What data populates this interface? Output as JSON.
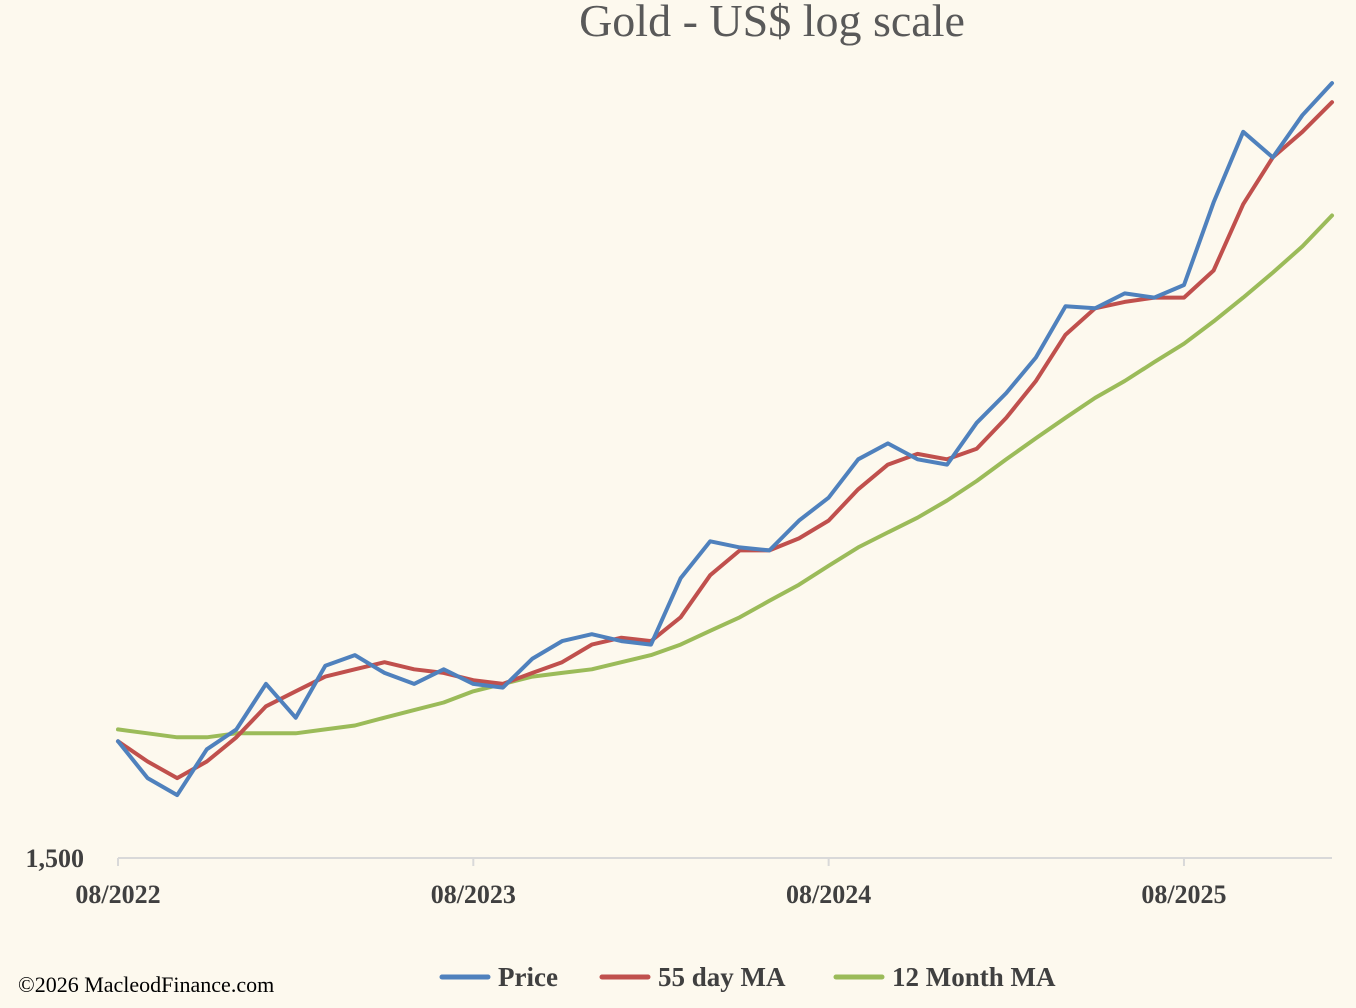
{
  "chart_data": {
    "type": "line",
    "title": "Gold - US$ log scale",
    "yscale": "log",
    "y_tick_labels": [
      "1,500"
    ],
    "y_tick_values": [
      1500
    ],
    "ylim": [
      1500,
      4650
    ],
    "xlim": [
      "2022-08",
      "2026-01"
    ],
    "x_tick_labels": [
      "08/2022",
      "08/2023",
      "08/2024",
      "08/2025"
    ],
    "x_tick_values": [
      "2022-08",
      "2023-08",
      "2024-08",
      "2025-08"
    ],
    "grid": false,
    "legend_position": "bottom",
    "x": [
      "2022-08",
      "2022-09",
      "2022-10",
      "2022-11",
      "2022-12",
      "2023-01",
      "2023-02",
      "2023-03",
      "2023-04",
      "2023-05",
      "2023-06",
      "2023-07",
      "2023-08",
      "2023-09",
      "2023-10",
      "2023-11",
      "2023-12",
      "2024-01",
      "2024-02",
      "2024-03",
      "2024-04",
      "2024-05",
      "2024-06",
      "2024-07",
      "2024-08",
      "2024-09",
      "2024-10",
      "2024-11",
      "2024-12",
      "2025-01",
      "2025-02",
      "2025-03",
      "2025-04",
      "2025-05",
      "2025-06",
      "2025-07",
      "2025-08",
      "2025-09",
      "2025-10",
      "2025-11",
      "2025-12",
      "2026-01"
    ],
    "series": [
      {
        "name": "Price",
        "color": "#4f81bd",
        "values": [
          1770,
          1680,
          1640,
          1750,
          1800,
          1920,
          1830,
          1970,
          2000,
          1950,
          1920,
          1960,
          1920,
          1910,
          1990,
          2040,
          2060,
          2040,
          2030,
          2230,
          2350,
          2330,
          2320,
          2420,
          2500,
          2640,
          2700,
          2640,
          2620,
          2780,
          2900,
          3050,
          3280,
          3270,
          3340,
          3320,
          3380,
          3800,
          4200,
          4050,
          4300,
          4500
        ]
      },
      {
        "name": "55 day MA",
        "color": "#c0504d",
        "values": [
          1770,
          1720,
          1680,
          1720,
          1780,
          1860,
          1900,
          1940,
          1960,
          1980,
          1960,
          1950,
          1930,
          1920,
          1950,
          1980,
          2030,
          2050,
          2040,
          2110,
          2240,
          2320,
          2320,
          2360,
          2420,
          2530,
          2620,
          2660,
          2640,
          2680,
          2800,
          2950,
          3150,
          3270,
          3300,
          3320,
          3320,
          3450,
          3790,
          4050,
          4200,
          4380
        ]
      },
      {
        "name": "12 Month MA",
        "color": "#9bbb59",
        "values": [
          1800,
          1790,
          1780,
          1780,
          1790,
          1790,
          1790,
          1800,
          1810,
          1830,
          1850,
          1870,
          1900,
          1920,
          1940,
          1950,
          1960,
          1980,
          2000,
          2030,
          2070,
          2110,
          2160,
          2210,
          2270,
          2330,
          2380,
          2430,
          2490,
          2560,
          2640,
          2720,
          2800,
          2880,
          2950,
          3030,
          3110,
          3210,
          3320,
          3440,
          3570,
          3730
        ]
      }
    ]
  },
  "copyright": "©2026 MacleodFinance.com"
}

========================================

Every line holding "name" should be copied out.

        "name": "Price",
        "name": "55 day MA",
        "name": "12 Month MA",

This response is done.